* **Exercises to complete**
A) According to the wedding-planning post, how many weeks pregnant is the writer?
B) Rewrite the wedding-planning post starting with "Amby99 · 04/08/2025" and going on through "baby is born.", replacing "venue" with "reception hall".
C) Carry on the wedding-planning post from where it stops.

═══ Reading passage

Amby99 · 04/08/2025 16:16

My Fiancé and I are planning a wedding in a much shorter time frame than we would’ve liked in a ideal world but I’m 10 weeks pregnant and so had to speed up our timeline plans a little bit. Of course we didn’t ‘have’ to, but we are both traditional and would like a wedding and the immediate family to come together at a venue after. Our parents (despite their awkwardness in regarding the wedding) also would like us to be married before baby is born.

It was a possibility a few weeks ago that it could’ve happened in September. I told my parents there’s a chance it could happen then but they were on holiday and they completely freaked out at the clash. They accused us of ‘not wanting them at the wedding’ and messaged my fiance separately saying ‘we always knew you would break our heart’…with my mum wailing down the phone that we ruined her holiday plans (I’ll add that they go on holiday twice a year). Anyway, it transpired later that my mum said she felt like a ‘second class citizen’ to my fiances family (based on nothing whatsoever) in fact it’s probably the other way round - we’re always at my parents house and hardly at my finances.

All I said it was a tentative date and I never implied it was going to go ahead without them. Maybe selfishly I even thought their reaction would be ‘don’t worry , we will make it whatever the date’. I certainly wasn’t expecting their reaction to be so dramatic and accuse us of wrongdoing. So I told my dad not to worry, we will of course have the wedding when they are back. He said great and then 30 mins later told us he cancelled it…because he realised my uncle is away when THEY get back from holiday. So they made all that fuss, and then after we agreed the wedding would be later, they went and cancelled.

My Dad proceeds to tell us (well, shouts) it better be on the dates we were on holiday’ so me and my fiance, terrified and pressured, scramble to try and find a church and a venue that coincides with their original holiday dates but unfortunately the venue doesn’t match the church date. Because I’m so scared of my parents reaction, I told my fiance we should just have the cerenomy to make everyone happy but he insists that I deserve my ‘dream’ day where I get to have a nice dinner in my dress etc. Very sweet and so we are currently have on hold a place in October (TBC in the next couple days) but I’m completely terrified of my parents reaction. I get emotional and stressed easily and I just don’t want that especially being pregnant.

══════
═══ Extracted information

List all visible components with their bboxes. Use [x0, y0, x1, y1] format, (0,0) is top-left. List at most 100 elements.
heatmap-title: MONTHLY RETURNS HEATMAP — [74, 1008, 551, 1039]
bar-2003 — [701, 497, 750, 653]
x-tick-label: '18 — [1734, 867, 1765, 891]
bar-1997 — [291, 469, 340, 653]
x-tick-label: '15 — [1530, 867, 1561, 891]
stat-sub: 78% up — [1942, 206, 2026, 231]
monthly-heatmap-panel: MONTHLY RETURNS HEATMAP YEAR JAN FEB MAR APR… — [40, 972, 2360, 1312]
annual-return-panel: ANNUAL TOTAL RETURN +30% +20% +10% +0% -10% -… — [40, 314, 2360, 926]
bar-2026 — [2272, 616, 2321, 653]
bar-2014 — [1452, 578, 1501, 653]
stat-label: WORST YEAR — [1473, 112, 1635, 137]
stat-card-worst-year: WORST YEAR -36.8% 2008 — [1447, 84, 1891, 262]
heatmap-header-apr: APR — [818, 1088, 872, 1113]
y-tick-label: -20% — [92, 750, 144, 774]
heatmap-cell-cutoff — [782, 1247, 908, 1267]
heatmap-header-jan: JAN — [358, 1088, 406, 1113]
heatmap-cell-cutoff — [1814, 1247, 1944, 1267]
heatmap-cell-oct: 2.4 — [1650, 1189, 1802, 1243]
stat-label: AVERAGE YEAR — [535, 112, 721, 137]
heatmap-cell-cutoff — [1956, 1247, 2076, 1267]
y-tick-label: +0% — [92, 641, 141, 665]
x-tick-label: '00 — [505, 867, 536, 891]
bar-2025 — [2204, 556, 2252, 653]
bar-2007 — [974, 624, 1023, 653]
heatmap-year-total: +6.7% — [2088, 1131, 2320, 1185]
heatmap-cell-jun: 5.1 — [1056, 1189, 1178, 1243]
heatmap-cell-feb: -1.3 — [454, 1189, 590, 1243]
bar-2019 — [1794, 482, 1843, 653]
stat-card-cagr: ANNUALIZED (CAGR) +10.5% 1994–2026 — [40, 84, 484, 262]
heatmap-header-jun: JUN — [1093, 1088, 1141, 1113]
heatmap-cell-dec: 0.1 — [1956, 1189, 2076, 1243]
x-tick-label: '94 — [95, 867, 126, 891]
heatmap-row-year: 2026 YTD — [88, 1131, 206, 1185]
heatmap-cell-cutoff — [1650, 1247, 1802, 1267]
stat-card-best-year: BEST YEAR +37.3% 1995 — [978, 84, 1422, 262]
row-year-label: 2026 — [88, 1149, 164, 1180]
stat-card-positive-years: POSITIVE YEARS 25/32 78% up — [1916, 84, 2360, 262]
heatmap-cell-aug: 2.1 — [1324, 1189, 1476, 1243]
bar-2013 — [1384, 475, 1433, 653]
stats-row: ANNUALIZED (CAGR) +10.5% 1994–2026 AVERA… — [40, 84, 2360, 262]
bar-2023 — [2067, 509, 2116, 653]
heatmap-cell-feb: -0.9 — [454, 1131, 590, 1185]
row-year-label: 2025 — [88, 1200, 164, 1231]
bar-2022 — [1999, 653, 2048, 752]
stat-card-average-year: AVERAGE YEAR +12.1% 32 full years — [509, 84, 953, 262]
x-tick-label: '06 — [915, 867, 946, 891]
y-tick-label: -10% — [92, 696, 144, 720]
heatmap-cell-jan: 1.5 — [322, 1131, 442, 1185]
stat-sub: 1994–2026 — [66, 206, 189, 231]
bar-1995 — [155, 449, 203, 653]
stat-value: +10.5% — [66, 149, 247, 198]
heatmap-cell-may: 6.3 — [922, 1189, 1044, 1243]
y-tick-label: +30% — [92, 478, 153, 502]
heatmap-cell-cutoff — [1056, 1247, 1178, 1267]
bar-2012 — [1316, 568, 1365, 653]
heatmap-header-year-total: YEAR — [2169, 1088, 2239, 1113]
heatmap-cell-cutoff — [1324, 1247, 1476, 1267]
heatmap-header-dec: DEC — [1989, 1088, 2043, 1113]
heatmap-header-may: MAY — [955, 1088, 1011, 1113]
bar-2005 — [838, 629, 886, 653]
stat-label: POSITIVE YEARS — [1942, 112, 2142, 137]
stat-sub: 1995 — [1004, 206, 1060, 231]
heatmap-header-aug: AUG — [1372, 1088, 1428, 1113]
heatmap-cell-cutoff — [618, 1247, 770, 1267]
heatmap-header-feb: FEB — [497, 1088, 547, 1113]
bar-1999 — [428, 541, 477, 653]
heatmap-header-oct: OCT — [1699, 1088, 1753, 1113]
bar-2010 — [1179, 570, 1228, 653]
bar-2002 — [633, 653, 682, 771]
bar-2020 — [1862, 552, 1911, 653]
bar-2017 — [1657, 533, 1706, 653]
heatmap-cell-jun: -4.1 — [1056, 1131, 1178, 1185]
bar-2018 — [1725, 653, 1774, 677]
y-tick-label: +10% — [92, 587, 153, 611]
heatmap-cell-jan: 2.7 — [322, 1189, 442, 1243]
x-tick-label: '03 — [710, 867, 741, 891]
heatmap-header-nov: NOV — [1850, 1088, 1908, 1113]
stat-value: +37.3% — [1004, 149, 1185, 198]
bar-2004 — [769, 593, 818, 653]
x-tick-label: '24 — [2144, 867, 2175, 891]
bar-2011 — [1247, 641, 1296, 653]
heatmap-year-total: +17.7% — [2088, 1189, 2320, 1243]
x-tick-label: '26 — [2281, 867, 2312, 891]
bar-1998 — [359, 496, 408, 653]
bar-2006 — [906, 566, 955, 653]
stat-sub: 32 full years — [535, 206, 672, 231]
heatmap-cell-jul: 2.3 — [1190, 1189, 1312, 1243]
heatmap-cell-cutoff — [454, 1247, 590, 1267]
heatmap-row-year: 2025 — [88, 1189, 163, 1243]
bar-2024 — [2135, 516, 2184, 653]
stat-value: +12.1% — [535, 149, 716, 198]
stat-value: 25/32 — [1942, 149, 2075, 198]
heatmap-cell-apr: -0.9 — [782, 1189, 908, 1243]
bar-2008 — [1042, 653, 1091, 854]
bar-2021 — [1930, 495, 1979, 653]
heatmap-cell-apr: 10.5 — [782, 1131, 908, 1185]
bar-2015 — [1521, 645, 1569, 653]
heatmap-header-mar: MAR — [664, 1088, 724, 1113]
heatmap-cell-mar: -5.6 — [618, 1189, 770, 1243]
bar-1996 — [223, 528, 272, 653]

══════

* **Activity answers**
A) The writer is 10 weeks pregnant.

B)
Amby99 · 04/08/2025 16:16

My Fiancé and I are planning a wedding in a much shorter time frame than we would’ve liked in a ideal world but I’m 10 weeks pregnant and so had to speed up our timeline plans a little bit. Of course we didn’t ‘have’ to, but we are both traditional and would like a wedding and the immediate family to come together at a reception hall after. Our parents (despite their awkwardness in regarding the wedding) also would like us to be married before baby is born.

C)
so October is looking very likely and I felt happy about that but now I have my uncle constantly texting asking what date it will be. I don’t want to tell him a ‘likely’ date given what happened with my parents. So I just told him as soon as we know we will let everyone know and now he’s stressing that ‘people’ (he didn’t mention himself) might not be able to make it due to the last minuteness of it all. I explained I didn’t want a repeat of what happened with my parents so we’re not telling anyone until we have somewhere confined. I get his concern that some people won’t be able to make it - but even if we planned a year in advance, I’m sure there would still be people that couldn’t make it.

I just feel like my family thinks we are selfish for somehow not going through our 40 numbers and asking when everyone is free. We know finances parents are free, my parents, my uncle and my fiances uncle etc are all free. To us, they are the main people that matter. Close friends will be great, but fundamentally we know it’s last minute and so we just can’t accommodate everyone.

I’ve done my research and know that the florist and photographer is available on a few selected dates and I wasn’t stressed until uncles and parents are texting me what date it should and shouldn’t be.

My Fiancés family are the complete opposite and telling me that whatever date we pick, they will be there and they’re being incredibly supportive and telling us not to worry.

I will add, that my parents haven’t offered any help with the wedding (financial or emotional) which is of course fine, I never expected them to with the former but their reaction is making everything seem 1000x more stressful.

I’ve actually realised that I hope to god I’m not like them with my child. It’s made me look back and realise other situations where they have totally over reacted….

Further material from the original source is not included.